▸ **Element position data**
===============

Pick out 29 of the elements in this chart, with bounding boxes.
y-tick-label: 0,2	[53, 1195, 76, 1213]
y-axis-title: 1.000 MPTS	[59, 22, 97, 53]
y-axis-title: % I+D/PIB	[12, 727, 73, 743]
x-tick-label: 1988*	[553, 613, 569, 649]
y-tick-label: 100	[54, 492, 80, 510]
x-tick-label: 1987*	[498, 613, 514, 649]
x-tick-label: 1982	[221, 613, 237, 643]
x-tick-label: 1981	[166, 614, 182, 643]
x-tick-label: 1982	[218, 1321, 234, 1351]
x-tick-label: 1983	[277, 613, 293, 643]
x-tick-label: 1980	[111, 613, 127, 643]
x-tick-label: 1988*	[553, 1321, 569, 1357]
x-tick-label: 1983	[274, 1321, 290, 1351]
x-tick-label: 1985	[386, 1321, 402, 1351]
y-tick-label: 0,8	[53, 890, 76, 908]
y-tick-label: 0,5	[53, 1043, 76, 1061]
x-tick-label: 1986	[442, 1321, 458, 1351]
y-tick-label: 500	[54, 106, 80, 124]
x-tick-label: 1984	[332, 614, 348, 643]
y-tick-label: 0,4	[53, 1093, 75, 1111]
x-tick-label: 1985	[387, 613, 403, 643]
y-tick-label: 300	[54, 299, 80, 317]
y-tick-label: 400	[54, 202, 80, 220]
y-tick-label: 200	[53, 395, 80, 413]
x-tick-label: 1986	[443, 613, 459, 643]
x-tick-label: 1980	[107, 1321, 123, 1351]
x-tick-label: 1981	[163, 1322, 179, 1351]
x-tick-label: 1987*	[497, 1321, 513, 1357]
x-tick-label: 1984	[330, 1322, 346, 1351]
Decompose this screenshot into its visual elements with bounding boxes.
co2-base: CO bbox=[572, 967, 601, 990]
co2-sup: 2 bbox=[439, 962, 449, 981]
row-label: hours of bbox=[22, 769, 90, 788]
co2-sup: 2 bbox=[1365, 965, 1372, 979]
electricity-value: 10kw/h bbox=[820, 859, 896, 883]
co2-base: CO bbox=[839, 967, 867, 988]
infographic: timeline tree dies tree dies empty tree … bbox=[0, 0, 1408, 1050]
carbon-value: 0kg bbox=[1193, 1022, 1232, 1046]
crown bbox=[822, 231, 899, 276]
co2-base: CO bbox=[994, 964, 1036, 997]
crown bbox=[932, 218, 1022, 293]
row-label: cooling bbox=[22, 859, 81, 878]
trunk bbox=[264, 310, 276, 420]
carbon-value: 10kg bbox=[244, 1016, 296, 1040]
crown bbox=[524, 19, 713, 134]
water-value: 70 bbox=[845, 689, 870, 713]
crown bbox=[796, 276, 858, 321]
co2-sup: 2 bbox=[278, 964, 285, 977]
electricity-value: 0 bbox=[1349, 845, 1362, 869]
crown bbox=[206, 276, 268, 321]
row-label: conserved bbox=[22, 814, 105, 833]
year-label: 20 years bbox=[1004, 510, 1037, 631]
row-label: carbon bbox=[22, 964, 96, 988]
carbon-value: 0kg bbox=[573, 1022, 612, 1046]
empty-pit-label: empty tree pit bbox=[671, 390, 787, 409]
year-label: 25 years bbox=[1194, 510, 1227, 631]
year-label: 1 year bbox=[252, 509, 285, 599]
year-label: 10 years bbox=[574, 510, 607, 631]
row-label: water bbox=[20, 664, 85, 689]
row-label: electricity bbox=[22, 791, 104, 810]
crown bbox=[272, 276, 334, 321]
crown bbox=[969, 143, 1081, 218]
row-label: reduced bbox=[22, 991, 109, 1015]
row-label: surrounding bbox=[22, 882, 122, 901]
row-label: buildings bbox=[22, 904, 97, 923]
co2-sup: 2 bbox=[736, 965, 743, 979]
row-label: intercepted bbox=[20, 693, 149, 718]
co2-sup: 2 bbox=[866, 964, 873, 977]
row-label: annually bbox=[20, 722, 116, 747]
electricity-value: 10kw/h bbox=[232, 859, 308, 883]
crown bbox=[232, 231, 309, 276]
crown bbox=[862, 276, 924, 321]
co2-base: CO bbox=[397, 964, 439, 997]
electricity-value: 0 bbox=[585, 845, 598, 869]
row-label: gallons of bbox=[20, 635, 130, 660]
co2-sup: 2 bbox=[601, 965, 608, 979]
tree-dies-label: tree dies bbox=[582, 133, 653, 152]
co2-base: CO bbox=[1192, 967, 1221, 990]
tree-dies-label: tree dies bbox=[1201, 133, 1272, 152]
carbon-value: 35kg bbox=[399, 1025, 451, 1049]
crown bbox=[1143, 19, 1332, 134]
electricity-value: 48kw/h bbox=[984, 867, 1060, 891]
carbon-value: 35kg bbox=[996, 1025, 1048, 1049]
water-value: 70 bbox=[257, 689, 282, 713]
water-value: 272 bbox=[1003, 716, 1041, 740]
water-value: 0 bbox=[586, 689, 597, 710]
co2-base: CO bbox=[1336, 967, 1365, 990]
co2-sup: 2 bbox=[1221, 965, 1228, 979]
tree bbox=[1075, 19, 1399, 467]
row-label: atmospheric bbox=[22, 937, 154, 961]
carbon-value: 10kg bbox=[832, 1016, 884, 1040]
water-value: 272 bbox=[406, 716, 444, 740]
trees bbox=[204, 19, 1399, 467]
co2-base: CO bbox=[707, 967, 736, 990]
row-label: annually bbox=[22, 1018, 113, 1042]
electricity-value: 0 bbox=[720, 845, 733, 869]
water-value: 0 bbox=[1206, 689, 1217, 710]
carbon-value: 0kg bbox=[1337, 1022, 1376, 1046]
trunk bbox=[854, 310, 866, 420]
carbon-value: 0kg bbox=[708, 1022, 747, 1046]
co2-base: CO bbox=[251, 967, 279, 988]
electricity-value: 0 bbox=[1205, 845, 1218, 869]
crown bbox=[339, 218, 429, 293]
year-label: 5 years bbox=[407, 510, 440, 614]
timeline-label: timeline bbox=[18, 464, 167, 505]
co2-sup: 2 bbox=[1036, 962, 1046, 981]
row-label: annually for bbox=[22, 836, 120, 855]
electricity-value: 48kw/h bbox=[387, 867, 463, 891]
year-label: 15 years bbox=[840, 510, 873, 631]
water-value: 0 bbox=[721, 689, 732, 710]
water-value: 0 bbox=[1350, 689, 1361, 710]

===============

▸ **Goal of the exercise**
Transcribe every one of the rows above without changing anything.

▸ **Result**
Pick out 29 of the elements in this chart, with bounding boxes.
y-tick-label: 0,2	[53, 1195, 76, 1213]
y-axis-title: 1.000 MPTS	[59, 22, 97, 53]
y-axis-title: % I+D/PIB	[12, 727, 73, 743]
x-tick-label: 1988*	[553, 613, 569, 649]
y-tick-label: 100	[54, 492, 80, 510]
x-tick-label: 1987*	[498, 613, 514, 649]
x-tick-label: 1982	[221, 613, 237, 643]
x-tick-label: 1981	[166, 614, 182, 643]
x-tick-label: 1982	[218, 1321, 234, 1351]
x-tick-label: 1983	[277, 613, 293, 643]
x-tick-label: 1980	[111, 613, 127, 643]
x-tick-label: 1988*	[553, 1321, 569, 1357]
x-tick-label: 1983	[274, 1321, 290, 1351]
x-tick-label: 1985	[386, 1321, 402, 1351]
y-tick-label: 0,8	[53, 890, 76, 908]
y-tick-label: 0,5	[53, 1043, 76, 1061]
x-tick-label: 1986	[442, 1321, 458, 1351]
y-tick-label: 500	[54, 106, 80, 124]
x-tick-label: 1984	[332, 614, 348, 643]
y-tick-label: 0,4	[53, 1093, 75, 1111]
x-tick-label: 1985	[387, 613, 403, 643]
y-tick-label: 300	[54, 299, 80, 317]
y-tick-label: 400	[54, 202, 80, 220]
y-tick-label: 200	[53, 395, 80, 413]
x-tick-label: 1986	[443, 613, 459, 643]
x-tick-label: 1980	[107, 1321, 123, 1351]
x-tick-label: 1981	[163, 1322, 179, 1351]
x-tick-label: 1987*	[497, 1321, 513, 1357]
x-tick-label: 1984	[330, 1322, 346, 1351]
Decompose this screenshot into its visual elements with bounding boxes.
co2-base: CO bbox=[572, 967, 601, 990]
co2-sup: 2 bbox=[439, 962, 449, 981]
row-label: hours of bbox=[22, 769, 90, 788]
co2-sup: 2 bbox=[1365, 965, 1372, 979]
electricity-value: 10kw/h bbox=[820, 859, 896, 883]
co2-base: CO bbox=[839, 967, 867, 988]
infographic: timeline tree dies tree dies empty tree … bbox=[0, 0, 1408, 1050]
carbon-value: 0kg bbox=[1193, 1022, 1232, 1046]
crown bbox=[822, 231, 899, 276]
co2-base: CO bbox=[994, 964, 1036, 997]
crown bbox=[932, 218, 1022, 293]
row-label: cooling bbox=[22, 859, 81, 878]
trunk bbox=[264, 310, 276, 420]
carbon-value: 10kg bbox=[244, 1016, 296, 1040]
crown bbox=[524, 19, 713, 134]
water-value: 70 bbox=[845, 689, 870, 713]
crown bbox=[796, 276, 858, 321]
co2-sup: 2 bbox=[278, 964, 285, 977]
electricity-value: 0 bbox=[1349, 845, 1362, 869]
crown bbox=[206, 276, 268, 321]
row-label: conserved bbox=[22, 814, 105, 833]
year-label: 20 years bbox=[1004, 510, 1037, 631]
row-label: carbon bbox=[22, 964, 96, 988]
carbon-value: 0kg bbox=[573, 1022, 612, 1046]
empty-pit-label: empty tree pit bbox=[671, 390, 787, 409]
year-label: 25 years bbox=[1194, 510, 1227, 631]
year-label: 1 year bbox=[252, 509, 285, 599]
year-label: 10 years bbox=[574, 510, 607, 631]
row-label: water bbox=[20, 664, 85, 689]
row-label: electricity bbox=[22, 791, 104, 810]
crown bbox=[272, 276, 334, 321]
crown bbox=[969, 143, 1081, 218]
row-label: reduced bbox=[22, 991, 109, 1015]
row-label: surrounding bbox=[22, 882, 122, 901]
row-label: buildings bbox=[22, 904, 97, 923]
co2-sup: 2 bbox=[736, 965, 743, 979]
row-label: intercepted bbox=[20, 693, 149, 718]
co2-sup: 2 bbox=[866, 964, 873, 977]
row-label: annually bbox=[20, 722, 116, 747]
electricity-value: 10kw/h bbox=[232, 859, 308, 883]
crown bbox=[232, 231, 309, 276]
crown bbox=[862, 276, 924, 321]
co2-base: CO bbox=[397, 964, 439, 997]
electricity-value: 0 bbox=[585, 845, 598, 869]
row-label: gallons of bbox=[20, 635, 130, 660]
co2-sup: 2 bbox=[601, 965, 608, 979]
tree-dies-label: tree dies bbox=[582, 133, 653, 152]
co2-base: CO bbox=[1192, 967, 1221, 990]
tree-dies-label: tree dies bbox=[1201, 133, 1272, 152]
carbon-value: 35kg bbox=[399, 1025, 451, 1049]
crown bbox=[1143, 19, 1332, 134]
electricity-value: 48kw/h bbox=[984, 867, 1060, 891]
carbon-value: 35kg bbox=[996, 1025, 1048, 1049]
water-value: 70 bbox=[257, 689, 282, 713]
water-value: 272 bbox=[1003, 716, 1041, 740]
water-value: 0 bbox=[586, 689, 597, 710]
co2-base: CO bbox=[1336, 967, 1365, 990]
co2-sup: 2 bbox=[1221, 965, 1228, 979]
tree bbox=[1075, 19, 1399, 467]
row-label: atmospheric bbox=[22, 937, 154, 961]
carbon-value: 10kg bbox=[832, 1016, 884, 1040]
water-value: 272 bbox=[406, 716, 444, 740]
trees bbox=[204, 19, 1399, 467]
co2-base: CO bbox=[707, 967, 736, 990]
row-label: annually bbox=[22, 1018, 113, 1042]
electricity-value: 0 bbox=[720, 845, 733, 869]
water-value: 0 bbox=[1206, 689, 1217, 710]
carbon-value: 0kg bbox=[1337, 1022, 1376, 1046]
trunk bbox=[854, 310, 866, 420]
carbon-value: 0kg bbox=[708, 1022, 747, 1046]
co2-base: CO bbox=[251, 967, 279, 988]
electricity-value: 0 bbox=[1205, 845, 1218, 869]
crown bbox=[339, 218, 429, 293]
year-label: 5 years bbox=[407, 510, 440, 614]
timeline-label: timeline bbox=[18, 464, 167, 505]
co2-sup: 2 bbox=[1036, 962, 1046, 981]
row-label: annually for bbox=[22, 836, 120, 855]
electricity-value: 48kw/h bbox=[387, 867, 463, 891]
year-label: 15 years bbox=[840, 510, 873, 631]
water-value: 0 bbox=[721, 689, 732, 710]
water-value: 0 bbox=[1350, 689, 1361, 710]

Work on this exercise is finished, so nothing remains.